Reproduce the material below, swapping every "Supply" for "Issuance" and leaving all else unchanged.

▶ **Data supplied**:
######
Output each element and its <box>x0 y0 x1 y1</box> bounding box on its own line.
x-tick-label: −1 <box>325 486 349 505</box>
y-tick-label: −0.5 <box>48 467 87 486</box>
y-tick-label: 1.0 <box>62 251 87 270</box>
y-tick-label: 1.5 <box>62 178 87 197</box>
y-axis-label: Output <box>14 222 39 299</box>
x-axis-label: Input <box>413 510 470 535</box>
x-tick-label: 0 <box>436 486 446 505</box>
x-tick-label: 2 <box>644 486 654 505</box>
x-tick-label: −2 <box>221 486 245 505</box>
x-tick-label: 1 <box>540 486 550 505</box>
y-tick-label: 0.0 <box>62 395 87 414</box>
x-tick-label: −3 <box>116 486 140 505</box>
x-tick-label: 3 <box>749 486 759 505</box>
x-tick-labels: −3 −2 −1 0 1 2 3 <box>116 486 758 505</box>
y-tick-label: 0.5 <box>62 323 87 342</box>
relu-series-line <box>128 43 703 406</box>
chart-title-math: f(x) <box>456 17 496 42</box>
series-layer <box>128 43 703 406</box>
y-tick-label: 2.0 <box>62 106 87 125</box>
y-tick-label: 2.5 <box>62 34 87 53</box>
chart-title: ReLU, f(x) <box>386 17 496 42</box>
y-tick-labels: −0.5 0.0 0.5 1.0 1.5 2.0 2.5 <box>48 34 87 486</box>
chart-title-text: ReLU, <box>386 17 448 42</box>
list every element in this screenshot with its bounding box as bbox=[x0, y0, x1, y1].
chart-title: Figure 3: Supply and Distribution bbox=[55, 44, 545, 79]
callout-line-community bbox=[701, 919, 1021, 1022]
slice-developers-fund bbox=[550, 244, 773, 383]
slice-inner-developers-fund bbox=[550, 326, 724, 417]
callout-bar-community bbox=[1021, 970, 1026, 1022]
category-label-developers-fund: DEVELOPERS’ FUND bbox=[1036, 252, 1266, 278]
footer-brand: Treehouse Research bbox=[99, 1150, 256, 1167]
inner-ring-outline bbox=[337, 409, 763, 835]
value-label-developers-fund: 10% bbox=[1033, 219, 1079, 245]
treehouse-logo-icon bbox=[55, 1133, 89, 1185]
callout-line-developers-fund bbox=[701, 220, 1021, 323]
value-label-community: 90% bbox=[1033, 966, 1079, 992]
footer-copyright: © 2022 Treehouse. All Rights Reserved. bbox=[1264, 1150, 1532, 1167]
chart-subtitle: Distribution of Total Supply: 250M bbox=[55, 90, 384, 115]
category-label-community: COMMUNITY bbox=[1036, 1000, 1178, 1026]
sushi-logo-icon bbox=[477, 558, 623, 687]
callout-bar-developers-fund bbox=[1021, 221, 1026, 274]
######
▶ **The reply**:
Output each element and its <box>x0 y0 x1 y1</box> bounding box on its own line.
x-tick-label: −1 <box>325 486 349 505</box>
y-tick-label: −0.5 <box>48 467 87 486</box>
y-tick-label: 1.0 <box>62 251 87 270</box>
y-tick-label: 1.5 <box>62 178 87 197</box>
y-axis-label: Output <box>14 222 39 299</box>
x-axis-label: Input <box>413 510 470 535</box>
x-tick-label: 0 <box>436 486 446 505</box>
x-tick-label: 2 <box>644 486 654 505</box>
x-tick-label: −2 <box>221 486 245 505</box>
x-tick-label: 1 <box>540 486 550 505</box>
y-tick-label: 0.0 <box>62 395 87 414</box>
x-tick-label: −3 <box>116 486 140 505</box>
x-tick-label: 3 <box>749 486 759 505</box>
x-tick-labels: −3 −2 −1 0 1 2 3 <box>116 486 758 505</box>
y-tick-label: 0.5 <box>62 323 87 342</box>
relu-series-line <box>128 43 703 406</box>
chart-title-math: f(x) <box>456 17 496 42</box>
series-layer <box>128 43 703 406</box>
y-tick-label: 2.0 <box>62 106 87 125</box>
y-tick-label: 2.5 <box>62 34 87 53</box>
chart-title: ReLU, f(x) <box>386 17 496 42</box>
y-tick-labels: −0.5 0.0 0.5 1.0 1.5 2.0 2.5 <box>48 34 87 486</box>
chart-title-text: ReLU, <box>386 17 448 42</box>
list every element in this screenshot with its bounding box as bbox=[x0, y0, x1, y1].
chart-title: Figure 3: Issuance and Distribution bbox=[55, 44, 545, 79]
callout-line-community bbox=[701, 919, 1021, 1022]
slice-developers-fund bbox=[550, 244, 773, 383]
slice-inner-developers-fund bbox=[550, 326, 724, 417]
callout-bar-community bbox=[1021, 970, 1026, 1022]
category-label-developers-fund: DEVELOPERS’ FUND bbox=[1036, 252, 1266, 278]
footer-brand: Treehouse Research bbox=[99, 1150, 256, 1167]
inner-ring-outline bbox=[337, 409, 763, 835]
value-label-developers-fund: 10% bbox=[1033, 219, 1079, 245]
treehouse-logo-icon bbox=[55, 1133, 89, 1185]
callout-line-developers-fund bbox=[701, 220, 1021, 323]
value-label-community: 90% bbox=[1033, 966, 1079, 992]
footer-copyright: © 2022 Treehouse. All Rights Reserved. bbox=[1264, 1150, 1532, 1167]
chart-subtitle: Distribution of Total Issuance: 250M bbox=[55, 90, 384, 115]
category-label-community: COMMUNITY bbox=[1036, 1000, 1178, 1026]
sushi-logo-icon bbox=[477, 558, 623, 687]
callout-bar-developers-fund bbox=[1021, 221, 1026, 274]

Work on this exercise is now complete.